## PROVIDED DATA
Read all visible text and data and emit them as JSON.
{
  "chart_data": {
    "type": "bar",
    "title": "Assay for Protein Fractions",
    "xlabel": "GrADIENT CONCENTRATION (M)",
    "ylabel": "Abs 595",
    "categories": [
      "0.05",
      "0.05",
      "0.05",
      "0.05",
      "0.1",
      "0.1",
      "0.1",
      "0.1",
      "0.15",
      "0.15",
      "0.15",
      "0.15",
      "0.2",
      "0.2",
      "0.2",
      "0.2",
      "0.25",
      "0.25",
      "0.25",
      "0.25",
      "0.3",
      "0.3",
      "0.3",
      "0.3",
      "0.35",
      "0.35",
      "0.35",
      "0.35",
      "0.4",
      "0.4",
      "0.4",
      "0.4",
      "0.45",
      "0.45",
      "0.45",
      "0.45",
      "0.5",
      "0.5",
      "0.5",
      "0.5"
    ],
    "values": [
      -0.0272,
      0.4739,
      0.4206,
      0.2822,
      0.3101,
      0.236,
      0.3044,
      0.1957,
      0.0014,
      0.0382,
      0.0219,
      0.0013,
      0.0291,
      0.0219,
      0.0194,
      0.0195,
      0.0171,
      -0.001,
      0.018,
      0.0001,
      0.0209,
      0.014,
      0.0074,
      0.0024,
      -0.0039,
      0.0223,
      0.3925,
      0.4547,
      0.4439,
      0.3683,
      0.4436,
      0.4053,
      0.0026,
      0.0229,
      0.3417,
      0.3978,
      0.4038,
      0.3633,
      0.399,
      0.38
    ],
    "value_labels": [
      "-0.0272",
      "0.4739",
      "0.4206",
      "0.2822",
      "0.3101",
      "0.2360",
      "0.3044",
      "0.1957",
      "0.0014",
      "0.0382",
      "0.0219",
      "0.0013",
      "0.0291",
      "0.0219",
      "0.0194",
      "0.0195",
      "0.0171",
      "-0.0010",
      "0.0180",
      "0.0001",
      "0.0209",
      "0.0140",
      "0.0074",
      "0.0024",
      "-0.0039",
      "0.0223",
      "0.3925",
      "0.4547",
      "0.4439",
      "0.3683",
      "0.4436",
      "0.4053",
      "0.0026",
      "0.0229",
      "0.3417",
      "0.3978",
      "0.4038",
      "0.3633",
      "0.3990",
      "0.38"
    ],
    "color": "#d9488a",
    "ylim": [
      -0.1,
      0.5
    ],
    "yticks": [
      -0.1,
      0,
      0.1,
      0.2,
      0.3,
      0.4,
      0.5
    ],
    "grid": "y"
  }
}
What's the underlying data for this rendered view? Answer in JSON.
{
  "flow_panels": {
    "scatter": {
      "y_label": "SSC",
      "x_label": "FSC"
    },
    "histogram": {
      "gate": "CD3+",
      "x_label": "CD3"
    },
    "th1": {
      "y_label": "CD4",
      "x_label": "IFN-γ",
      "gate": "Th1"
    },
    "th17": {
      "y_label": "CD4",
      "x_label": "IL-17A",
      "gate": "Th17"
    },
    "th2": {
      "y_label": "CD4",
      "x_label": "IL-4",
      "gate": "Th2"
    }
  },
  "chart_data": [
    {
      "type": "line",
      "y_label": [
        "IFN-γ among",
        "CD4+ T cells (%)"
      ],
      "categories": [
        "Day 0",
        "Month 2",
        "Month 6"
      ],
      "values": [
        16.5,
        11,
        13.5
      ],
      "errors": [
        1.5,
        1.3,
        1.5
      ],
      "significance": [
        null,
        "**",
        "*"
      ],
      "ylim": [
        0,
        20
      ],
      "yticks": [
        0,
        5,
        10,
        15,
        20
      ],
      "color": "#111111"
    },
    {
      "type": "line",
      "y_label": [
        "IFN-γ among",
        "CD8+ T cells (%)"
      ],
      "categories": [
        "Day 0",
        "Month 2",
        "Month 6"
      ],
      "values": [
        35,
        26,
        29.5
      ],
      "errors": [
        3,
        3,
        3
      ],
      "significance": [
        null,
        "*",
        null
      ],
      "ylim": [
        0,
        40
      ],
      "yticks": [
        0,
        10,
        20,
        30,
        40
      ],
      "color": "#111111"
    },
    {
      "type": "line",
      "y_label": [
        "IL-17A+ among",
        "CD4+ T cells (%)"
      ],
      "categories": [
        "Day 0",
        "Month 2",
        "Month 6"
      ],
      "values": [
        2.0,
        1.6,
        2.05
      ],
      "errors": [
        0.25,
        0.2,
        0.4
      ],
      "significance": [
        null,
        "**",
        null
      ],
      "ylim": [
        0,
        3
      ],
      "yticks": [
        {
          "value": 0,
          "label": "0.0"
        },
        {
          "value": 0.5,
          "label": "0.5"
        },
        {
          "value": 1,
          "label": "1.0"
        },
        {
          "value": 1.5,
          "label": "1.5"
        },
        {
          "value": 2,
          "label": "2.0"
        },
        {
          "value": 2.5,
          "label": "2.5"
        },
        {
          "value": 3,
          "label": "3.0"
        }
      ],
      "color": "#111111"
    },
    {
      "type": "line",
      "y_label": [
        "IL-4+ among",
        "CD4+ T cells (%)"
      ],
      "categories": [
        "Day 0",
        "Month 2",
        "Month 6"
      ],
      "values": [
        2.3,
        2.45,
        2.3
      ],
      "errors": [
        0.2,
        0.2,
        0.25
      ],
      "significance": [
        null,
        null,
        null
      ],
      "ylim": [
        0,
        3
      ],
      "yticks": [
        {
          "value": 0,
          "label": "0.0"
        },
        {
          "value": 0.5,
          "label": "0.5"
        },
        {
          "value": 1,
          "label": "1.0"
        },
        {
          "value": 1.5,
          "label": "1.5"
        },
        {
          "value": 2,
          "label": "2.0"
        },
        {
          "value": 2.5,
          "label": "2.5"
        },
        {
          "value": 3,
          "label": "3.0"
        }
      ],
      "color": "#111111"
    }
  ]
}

## DIRECTIONS FOR THIS TASK
Copy each line of the listing that carries the word "JSON".

## OUTPUT FOR THIS EXERCISE
Read all visible text and data and emit them as JSON.
What's the underlying data for this rendered view? Answer in JSON.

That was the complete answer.